| Exercise brief |
Go through the listing and copy each line with the string "projet".

| Data shown |
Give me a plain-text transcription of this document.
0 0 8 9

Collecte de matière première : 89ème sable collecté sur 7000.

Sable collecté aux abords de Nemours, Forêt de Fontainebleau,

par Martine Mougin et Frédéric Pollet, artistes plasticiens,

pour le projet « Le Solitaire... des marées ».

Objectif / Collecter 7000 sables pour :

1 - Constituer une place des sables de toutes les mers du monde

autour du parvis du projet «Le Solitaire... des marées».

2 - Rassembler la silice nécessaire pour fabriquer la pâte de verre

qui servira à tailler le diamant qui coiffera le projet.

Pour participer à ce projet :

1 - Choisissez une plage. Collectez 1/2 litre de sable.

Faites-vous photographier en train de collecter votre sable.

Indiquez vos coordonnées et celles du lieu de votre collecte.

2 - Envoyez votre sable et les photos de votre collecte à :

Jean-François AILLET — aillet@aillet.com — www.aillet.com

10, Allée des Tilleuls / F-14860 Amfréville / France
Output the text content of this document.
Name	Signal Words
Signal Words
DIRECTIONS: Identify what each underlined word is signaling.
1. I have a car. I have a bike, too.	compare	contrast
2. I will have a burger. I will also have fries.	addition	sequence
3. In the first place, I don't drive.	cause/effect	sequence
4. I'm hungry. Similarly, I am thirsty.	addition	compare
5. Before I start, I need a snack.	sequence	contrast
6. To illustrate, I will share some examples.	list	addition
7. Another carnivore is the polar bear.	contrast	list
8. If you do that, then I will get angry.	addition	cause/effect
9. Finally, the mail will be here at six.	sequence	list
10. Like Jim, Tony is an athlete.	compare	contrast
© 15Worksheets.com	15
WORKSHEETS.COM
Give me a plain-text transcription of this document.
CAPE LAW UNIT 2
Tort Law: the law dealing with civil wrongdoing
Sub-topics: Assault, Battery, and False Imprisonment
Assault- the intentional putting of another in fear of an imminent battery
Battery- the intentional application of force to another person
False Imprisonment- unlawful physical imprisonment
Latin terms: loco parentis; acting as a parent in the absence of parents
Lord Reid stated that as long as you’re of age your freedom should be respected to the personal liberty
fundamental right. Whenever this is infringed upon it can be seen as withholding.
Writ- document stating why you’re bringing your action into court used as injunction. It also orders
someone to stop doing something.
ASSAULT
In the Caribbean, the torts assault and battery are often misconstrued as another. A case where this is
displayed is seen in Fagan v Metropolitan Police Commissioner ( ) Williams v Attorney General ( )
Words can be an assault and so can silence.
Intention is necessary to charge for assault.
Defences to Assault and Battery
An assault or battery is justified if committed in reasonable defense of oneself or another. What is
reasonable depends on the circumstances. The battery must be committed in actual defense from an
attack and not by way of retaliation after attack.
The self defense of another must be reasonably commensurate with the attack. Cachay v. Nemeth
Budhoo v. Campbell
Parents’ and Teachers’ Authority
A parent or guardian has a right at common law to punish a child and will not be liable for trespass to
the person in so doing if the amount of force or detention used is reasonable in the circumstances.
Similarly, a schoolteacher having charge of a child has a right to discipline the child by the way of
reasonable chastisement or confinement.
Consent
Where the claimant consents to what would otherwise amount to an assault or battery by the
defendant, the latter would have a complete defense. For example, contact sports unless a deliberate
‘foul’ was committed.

| In response |
pour le projet « Le Solitaire... des marées ».
autour du parvis du projet «Le Solitaire... des marées».
qui servira à tailler le diamant qui coiffera le projet.
Pour participer à ce projet :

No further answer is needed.